In the entries below, identify every line with the string "当月同比" and copy it.

################

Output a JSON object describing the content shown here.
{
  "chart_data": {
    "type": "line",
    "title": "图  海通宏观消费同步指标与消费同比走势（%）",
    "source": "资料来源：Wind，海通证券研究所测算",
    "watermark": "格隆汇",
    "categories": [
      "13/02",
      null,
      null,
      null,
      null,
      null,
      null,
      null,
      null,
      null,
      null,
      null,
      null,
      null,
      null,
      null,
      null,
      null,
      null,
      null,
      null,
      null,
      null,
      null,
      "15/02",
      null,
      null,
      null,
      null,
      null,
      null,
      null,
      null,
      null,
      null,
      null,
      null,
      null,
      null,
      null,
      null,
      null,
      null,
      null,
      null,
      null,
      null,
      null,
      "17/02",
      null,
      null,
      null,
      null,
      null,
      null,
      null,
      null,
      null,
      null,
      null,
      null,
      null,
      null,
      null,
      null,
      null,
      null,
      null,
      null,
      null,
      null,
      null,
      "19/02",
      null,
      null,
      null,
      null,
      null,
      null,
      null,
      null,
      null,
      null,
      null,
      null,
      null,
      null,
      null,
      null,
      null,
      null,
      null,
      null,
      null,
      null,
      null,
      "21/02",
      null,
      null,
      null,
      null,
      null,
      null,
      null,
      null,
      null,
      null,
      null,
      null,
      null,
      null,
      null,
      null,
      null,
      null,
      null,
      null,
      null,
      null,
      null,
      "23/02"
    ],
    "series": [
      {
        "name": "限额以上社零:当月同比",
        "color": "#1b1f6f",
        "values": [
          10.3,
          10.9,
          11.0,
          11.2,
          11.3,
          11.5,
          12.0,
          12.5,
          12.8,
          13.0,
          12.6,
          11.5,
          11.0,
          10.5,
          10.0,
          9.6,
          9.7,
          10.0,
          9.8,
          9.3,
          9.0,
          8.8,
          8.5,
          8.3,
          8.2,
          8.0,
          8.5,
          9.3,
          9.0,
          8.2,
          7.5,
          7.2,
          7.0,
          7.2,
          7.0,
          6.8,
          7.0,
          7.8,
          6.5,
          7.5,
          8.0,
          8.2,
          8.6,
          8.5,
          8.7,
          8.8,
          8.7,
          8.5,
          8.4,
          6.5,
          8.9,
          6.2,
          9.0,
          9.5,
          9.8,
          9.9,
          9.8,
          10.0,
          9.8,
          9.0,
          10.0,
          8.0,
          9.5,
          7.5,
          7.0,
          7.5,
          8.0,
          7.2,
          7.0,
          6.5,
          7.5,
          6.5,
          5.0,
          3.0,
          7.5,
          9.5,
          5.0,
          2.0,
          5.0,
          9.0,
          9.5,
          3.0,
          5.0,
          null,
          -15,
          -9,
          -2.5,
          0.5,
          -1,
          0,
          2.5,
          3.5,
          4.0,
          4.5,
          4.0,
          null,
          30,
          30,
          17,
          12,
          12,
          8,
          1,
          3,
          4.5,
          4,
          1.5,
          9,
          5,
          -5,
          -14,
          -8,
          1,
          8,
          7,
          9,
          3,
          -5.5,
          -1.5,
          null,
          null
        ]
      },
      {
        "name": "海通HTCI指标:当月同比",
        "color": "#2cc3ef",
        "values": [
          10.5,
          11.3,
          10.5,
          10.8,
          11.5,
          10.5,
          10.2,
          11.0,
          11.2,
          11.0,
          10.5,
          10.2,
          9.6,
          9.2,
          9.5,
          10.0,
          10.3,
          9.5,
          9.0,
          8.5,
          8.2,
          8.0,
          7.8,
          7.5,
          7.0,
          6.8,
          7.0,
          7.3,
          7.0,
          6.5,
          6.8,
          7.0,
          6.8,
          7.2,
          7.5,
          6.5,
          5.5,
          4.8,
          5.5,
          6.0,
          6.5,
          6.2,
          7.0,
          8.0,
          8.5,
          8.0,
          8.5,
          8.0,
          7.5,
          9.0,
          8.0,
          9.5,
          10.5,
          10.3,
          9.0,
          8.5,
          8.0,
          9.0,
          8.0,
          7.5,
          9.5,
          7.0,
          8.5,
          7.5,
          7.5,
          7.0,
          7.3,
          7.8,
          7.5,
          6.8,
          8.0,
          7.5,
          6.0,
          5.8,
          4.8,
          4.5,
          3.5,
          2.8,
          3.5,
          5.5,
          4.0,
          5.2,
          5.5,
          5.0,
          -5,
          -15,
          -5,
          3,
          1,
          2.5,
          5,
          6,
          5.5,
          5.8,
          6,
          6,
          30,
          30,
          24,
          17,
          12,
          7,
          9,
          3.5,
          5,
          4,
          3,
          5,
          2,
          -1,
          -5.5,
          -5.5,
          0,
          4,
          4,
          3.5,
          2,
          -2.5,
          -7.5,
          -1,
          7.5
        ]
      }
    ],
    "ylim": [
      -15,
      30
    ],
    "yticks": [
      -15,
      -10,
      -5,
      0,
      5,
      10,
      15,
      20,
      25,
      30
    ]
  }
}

################

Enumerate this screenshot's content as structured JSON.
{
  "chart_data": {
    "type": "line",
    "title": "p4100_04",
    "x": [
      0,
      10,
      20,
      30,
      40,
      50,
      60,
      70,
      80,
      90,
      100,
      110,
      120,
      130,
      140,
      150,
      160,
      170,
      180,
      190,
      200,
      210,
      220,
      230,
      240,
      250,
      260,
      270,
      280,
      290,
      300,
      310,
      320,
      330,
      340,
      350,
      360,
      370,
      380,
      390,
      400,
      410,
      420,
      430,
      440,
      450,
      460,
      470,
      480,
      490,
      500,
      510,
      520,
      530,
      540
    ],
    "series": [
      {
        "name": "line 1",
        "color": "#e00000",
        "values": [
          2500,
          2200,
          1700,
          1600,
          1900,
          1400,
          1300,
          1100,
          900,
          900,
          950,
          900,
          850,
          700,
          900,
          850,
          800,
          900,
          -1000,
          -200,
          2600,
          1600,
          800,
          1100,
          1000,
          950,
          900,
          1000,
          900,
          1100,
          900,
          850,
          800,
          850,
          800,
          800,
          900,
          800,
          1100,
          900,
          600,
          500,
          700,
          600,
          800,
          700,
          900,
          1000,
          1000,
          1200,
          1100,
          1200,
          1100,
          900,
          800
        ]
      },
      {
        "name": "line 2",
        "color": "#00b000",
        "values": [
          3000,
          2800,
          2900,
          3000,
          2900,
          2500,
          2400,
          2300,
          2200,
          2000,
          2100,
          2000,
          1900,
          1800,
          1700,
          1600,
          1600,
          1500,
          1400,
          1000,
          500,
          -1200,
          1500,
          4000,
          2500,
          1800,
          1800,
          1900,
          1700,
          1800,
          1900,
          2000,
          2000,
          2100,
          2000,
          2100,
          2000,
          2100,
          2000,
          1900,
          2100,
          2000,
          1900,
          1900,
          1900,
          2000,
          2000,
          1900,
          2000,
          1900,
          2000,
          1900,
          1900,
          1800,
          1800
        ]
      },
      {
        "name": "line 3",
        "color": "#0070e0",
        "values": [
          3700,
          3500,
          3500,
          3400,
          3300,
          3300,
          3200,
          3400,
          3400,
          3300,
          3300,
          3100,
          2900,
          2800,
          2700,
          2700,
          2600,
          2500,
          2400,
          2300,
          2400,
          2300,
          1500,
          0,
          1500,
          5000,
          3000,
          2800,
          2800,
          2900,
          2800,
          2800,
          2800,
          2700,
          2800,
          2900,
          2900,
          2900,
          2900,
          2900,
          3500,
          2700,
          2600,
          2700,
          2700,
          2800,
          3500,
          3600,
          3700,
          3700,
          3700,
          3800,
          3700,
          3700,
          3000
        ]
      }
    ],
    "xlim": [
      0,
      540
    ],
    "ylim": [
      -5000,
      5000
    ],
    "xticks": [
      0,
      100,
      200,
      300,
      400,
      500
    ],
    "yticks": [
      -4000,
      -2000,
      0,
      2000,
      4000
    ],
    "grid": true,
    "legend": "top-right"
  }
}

################

- Full output:
        "name": "限额以上社零:当月同比",
        "name": "海通HTCI指标:当月同比",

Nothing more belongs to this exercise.